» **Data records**
════════
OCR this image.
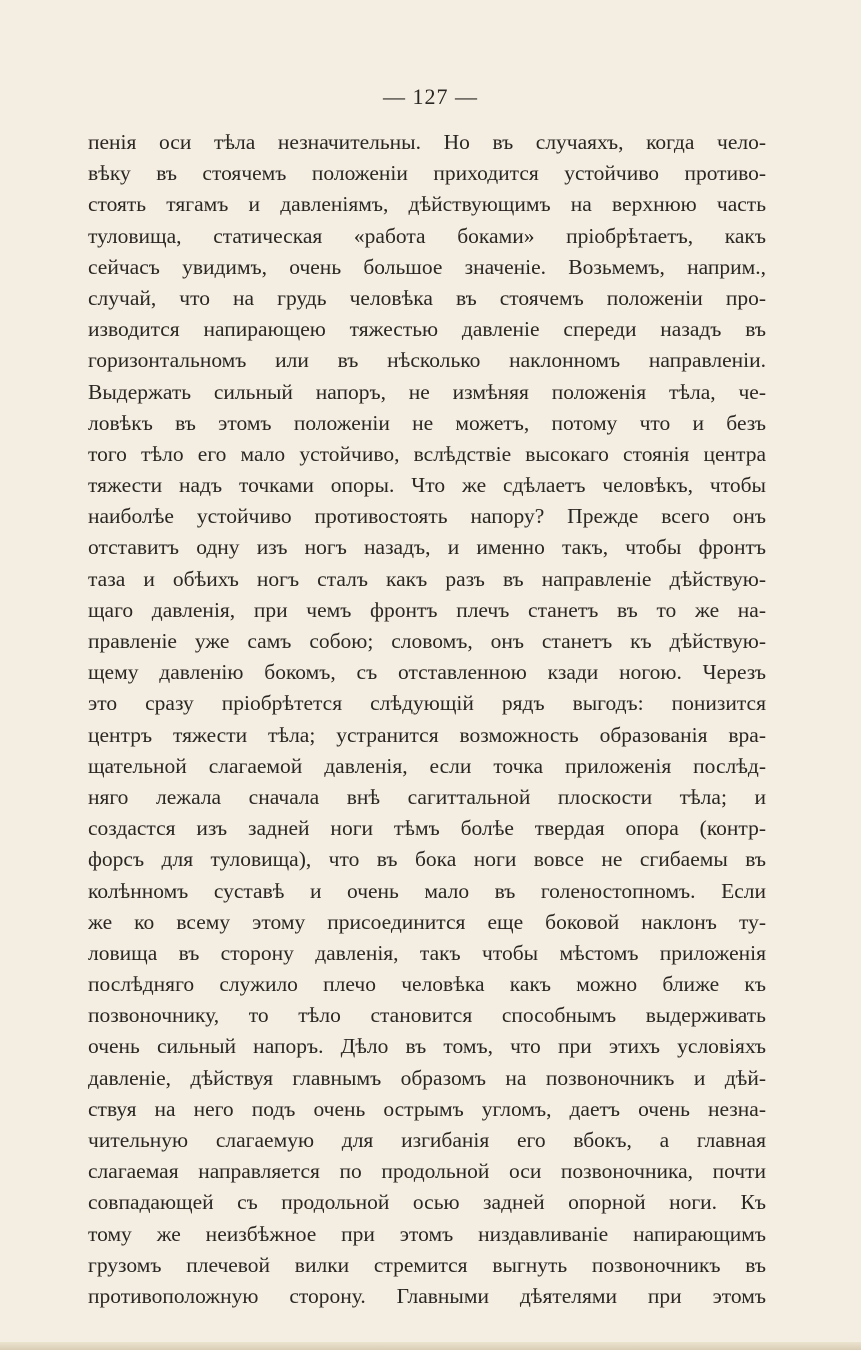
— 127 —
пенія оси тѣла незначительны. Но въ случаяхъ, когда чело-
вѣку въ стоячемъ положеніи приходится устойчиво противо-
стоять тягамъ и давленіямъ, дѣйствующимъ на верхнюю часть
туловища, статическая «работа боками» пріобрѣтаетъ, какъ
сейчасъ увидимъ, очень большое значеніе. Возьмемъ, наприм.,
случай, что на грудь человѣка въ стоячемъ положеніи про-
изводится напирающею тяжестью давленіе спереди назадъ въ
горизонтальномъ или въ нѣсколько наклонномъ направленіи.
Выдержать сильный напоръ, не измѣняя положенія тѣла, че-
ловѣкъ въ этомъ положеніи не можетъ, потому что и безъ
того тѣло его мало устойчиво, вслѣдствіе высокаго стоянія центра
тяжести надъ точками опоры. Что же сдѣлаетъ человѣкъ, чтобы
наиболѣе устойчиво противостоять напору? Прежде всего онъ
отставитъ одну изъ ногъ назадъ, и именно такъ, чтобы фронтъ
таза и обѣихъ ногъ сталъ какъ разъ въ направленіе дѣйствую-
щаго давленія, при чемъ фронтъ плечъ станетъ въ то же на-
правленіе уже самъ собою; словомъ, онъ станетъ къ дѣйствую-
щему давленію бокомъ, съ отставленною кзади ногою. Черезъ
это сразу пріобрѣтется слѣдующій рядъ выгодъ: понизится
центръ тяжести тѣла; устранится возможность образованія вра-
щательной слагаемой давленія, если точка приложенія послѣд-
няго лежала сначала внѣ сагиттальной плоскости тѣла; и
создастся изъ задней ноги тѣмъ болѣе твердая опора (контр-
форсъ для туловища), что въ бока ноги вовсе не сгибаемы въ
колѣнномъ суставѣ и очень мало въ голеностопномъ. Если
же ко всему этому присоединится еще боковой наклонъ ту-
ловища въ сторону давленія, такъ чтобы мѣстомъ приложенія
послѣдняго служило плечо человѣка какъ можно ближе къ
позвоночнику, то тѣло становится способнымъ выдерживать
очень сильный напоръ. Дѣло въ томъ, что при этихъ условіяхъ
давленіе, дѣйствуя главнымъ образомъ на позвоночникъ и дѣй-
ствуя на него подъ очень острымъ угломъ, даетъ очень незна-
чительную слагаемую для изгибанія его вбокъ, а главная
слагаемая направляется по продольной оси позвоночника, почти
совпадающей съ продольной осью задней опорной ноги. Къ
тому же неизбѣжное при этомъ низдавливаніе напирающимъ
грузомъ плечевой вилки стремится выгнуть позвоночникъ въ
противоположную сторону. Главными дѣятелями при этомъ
════════
» **Set problem**
Copy out all the data without changing anything, and drop the pictures.

» **Answer to this task**
OCR this image.
— 127 —
пенія оси тѣла незначительны. Но въ случаяхъ, когда чело-
вѣку въ стоячемъ положеніи приходится устойчиво противо-
стоять тягамъ и давленіямъ, дѣйствующимъ на верхнюю часть
туловища, статическая «работа боками» пріобрѣтаетъ, какъ
сейчасъ увидимъ, очень большое значеніе. Возьмемъ, наприм.,
случай, что на грудь человѣка въ стоячемъ положеніи про-
изводится напирающею тяжестью давленіе спереди назадъ въ
горизонтальномъ или въ нѣсколько наклонномъ направленіи.
Выдержать сильный напоръ, не измѣняя положенія тѣла, че-
ловѣкъ въ этомъ положеніи не можетъ, потому что и безъ
того тѣло его мало устойчиво, вслѣдствіе высокаго стоянія центра
тяжести надъ точками опоры. Что же сдѣлаетъ человѣкъ, чтобы
наиболѣе устойчиво противостоять напору? Прежде всего онъ
отставитъ одну изъ ногъ назадъ, и именно такъ, чтобы фронтъ
таза и обѣихъ ногъ сталъ какъ разъ въ направленіе дѣйствую-
щаго давленія, при чемъ фронтъ плечъ станетъ въ то же на-
правленіе уже самъ собою; словомъ, онъ станетъ къ дѣйствую-
щему давленію бокомъ, съ отставленною кзади ногою. Черезъ
это сразу пріобрѣтется слѣдующій рядъ выгодъ: понизится
центръ тяжести тѣла; устранится возможность образованія вра-
щательной слагаемой давленія, если точка приложенія послѣд-
няго лежала сначала внѣ сагиттальной плоскости тѣла; и
создастся изъ задней ноги тѣмъ болѣе твердая опора (контр-
форсъ для туловища), что въ бока ноги вовсе не сгибаемы въ
колѣнномъ суставѣ и очень мало въ голеностопномъ. Если
же ко всему этому присоединится еще боковой наклонъ ту-
ловища въ сторону давленія, такъ чтобы мѣстомъ приложенія
послѣдняго служило плечо человѣка какъ можно ближе къ
позвоночнику, то тѣло становится способнымъ выдерживать
очень сильный напоръ. Дѣло въ томъ, что при этихъ условіяхъ
давленіе, дѣйствуя главнымъ образомъ на позвоночникъ и дѣй-
ствуя на него подъ очень острымъ угломъ, даетъ очень незна-
чительную слагаемую для изгибанія его вбокъ, а главная
слагаемая направляется по продольной оси позвоночника, почти
совпадающей съ продольной осью задней опорной ноги. Къ
тому же неизбѣжное при этомъ низдавливаніе напирающимъ
грузомъ плечевой вилки стремится выгнуть позвоночникъ въ
противоположную сторону. Главными дѣятелями при этомъ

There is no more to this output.